Goals
1. In the forum post about ROC curves for linear regression in R, what does the red line show in the plot the poster wants to reproduce?
2. Copy word for word the part of the forum post on ROC curves for linear regression in R starting at "A two-part question: I'm" and ending at "set.seed(2021)".
** Start Passage shown **
ROC with cross-validation for linear regression in R - r

A two-part question: I'm trying to figure out: (1) how to generate a ROC curve for a linear regression using lm() (properly, if it's even right??), and (2) how to do it with k-fold cross validation so I may get the mean ROC curve (and AUC).
If the outcome is a continuous variable, it has to be converted into a binary variable, right? Normally I would fit a logistic regression model using glm(..., family = 'binomial') instead, but is it the most appropriate way? (It seems like I'm just fitting a different model.)
I would like something like this plot below from the cvAUC package's rdrr.io website (red line is the mean ROC curve, dotted lines are k-fold ROC curves), but I'm not sure how to get there with my data.
Example with data(USArrests):
library(dplyr)
library(pROC)
data(USArrests)
# create train and test sets
set.seed(2021)
dat <- mutate(USArrests, index=1:nrow(USArrests))
** End Passage shown **
** Start Dataset excerpt **
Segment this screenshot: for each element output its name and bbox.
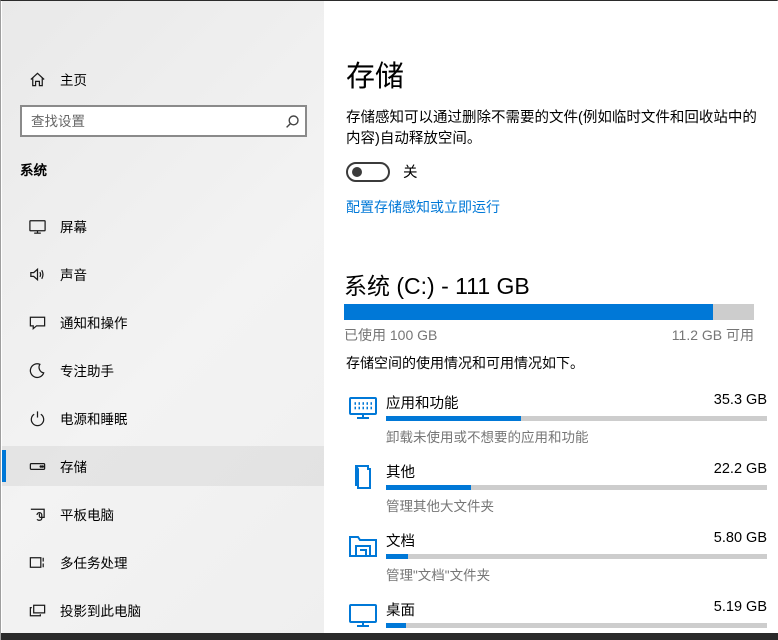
** End Dataset excerpt **
Task responses
1. The mean ROC curve.

2.
A two-part question: I'm trying to figure out: (1) how to generate a ROC curve for a linear regression using lm() (properly, if it's even right??), and (2) how to do it with k-fold cross validation so I may get the mean ROC curve (and AUC).
If the outcome is a continuous variable, it has to be converted into a binary variable, right? Normally I would fit a logistic regression model using glm(..., family = 'binomial') instead, but is it the most appropriate way? (It seems like I'm just fitting a different model.)
I would like something like this plot below from the cvAUC package's rdrr.io website (red line is the mean ROC curve, dotted lines are k-fold ROC curves), but I'm not sure how to get there with my data.
Example with data(USArrests):
library(dplyr)
library(pROC)
data(USArrests)
# create train and test sets
set.seed(2021)